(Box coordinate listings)
* START *

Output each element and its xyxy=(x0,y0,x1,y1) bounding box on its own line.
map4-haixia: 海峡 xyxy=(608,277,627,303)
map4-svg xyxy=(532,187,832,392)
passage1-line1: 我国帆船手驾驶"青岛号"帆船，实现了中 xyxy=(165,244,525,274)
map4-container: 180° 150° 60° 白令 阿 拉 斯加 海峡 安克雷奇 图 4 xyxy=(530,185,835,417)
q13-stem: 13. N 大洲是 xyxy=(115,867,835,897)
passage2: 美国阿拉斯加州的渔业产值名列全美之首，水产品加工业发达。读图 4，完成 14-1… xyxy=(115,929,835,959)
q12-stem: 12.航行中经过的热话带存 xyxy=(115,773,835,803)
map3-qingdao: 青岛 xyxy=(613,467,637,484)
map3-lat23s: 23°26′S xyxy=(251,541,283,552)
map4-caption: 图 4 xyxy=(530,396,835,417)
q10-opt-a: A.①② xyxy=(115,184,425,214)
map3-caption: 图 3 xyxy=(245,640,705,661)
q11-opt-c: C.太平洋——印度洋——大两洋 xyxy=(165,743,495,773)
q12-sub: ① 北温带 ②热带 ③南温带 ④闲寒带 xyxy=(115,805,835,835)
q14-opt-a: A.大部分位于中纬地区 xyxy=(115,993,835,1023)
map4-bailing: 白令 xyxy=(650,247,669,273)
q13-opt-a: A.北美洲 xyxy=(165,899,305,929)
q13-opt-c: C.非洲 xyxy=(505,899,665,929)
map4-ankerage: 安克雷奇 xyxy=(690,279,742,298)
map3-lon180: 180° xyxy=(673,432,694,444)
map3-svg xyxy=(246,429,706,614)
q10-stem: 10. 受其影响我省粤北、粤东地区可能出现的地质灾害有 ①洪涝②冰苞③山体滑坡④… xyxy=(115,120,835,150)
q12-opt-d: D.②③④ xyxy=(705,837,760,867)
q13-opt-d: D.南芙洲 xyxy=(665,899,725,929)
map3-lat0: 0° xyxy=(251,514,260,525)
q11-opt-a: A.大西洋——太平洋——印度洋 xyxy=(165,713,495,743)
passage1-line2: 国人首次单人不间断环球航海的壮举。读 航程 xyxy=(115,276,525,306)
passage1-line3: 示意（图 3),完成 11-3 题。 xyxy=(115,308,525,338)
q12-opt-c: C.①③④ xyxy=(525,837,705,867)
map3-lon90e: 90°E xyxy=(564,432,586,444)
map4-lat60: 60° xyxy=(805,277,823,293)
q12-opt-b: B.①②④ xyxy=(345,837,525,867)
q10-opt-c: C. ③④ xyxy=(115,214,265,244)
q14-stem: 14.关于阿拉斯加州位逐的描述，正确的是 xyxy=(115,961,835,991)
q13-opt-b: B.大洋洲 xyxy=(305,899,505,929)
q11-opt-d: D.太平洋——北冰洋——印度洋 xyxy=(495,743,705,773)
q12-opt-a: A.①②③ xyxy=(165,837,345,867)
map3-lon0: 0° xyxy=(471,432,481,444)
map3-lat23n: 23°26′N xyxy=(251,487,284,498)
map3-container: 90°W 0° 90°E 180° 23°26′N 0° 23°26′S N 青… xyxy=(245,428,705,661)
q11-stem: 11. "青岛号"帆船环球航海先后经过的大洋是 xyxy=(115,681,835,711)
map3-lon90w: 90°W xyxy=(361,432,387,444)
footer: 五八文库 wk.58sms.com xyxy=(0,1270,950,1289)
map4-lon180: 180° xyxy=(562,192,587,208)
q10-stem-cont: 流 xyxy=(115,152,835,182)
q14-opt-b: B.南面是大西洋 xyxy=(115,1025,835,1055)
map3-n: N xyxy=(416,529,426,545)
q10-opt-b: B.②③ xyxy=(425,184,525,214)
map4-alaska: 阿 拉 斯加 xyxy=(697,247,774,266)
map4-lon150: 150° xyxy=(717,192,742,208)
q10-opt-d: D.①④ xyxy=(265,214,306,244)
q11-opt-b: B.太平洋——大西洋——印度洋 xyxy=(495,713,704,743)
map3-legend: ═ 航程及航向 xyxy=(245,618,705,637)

* END *
* START *

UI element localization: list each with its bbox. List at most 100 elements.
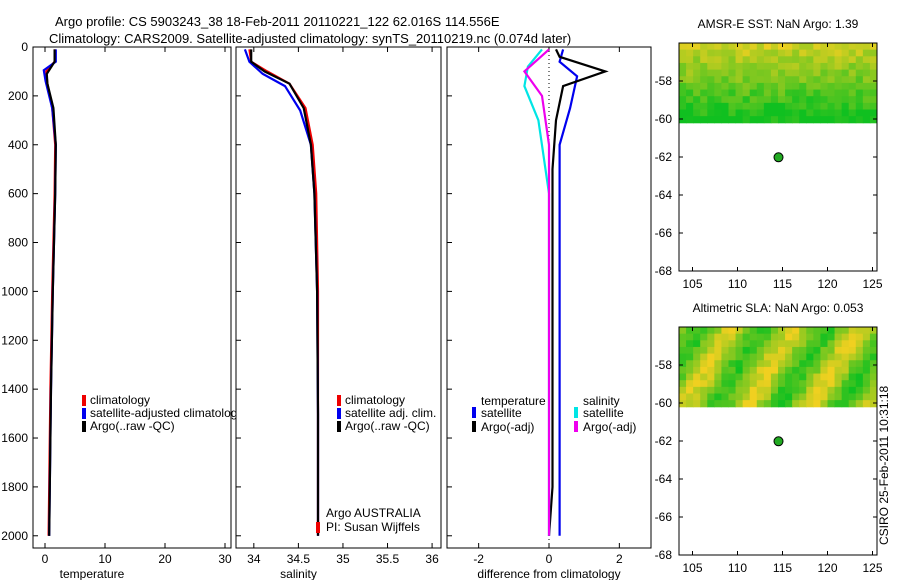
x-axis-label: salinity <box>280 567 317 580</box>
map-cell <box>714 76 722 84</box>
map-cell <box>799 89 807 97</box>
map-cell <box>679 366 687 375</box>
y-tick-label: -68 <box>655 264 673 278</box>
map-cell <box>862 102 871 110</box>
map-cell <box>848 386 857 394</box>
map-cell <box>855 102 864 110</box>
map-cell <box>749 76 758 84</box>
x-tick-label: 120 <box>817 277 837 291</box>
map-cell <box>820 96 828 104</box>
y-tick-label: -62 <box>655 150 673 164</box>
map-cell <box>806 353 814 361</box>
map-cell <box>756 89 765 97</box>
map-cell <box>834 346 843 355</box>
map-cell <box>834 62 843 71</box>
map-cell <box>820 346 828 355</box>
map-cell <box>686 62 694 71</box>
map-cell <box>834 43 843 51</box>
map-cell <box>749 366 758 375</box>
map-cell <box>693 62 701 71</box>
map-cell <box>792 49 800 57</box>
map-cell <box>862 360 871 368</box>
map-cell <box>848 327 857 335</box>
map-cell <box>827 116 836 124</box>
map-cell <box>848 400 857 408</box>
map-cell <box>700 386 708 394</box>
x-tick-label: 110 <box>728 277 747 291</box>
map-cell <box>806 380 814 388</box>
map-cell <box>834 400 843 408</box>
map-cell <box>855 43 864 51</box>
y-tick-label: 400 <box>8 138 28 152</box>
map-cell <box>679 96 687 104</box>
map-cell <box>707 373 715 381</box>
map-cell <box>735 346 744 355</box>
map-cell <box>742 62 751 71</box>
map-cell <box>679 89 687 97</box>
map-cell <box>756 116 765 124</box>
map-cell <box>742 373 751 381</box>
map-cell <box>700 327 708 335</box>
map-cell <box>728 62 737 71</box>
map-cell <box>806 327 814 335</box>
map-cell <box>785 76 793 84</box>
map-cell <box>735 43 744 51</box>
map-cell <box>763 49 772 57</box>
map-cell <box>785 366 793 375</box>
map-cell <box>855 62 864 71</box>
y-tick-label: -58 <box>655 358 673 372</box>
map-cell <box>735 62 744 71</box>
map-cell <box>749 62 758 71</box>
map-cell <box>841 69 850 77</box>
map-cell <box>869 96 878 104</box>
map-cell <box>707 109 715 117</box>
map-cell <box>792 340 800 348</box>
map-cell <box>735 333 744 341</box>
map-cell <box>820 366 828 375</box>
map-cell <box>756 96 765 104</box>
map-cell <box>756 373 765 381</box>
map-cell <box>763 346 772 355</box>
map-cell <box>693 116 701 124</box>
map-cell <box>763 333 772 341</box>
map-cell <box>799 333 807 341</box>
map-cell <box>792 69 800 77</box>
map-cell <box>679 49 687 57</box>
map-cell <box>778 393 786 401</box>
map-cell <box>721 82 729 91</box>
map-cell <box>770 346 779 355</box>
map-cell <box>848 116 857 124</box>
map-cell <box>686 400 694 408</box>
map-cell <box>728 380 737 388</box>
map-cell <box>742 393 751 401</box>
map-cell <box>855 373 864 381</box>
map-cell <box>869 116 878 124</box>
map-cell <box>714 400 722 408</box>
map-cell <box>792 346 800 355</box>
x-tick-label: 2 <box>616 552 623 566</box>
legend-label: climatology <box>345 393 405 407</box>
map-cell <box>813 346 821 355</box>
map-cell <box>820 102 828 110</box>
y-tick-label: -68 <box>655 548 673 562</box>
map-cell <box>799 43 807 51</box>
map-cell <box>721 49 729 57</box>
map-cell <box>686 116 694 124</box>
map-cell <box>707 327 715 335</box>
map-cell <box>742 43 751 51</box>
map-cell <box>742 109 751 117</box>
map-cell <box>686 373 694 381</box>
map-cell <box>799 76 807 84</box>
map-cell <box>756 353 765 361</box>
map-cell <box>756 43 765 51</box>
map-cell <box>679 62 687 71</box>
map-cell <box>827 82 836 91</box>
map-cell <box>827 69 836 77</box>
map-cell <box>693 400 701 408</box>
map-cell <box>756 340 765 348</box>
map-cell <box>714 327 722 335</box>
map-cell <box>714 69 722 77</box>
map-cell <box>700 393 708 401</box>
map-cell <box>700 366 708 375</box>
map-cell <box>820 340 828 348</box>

* END *

**JOB**
Pick out every line of the entries above that contains the word "each", and copy those lines in full.

**CORRECT OUTPUT**
Output each element and its xyxy=(x0,y0,x1,y1) bounding box on its own line.
UI element localization: list each with its bbox. List at most 100 elements.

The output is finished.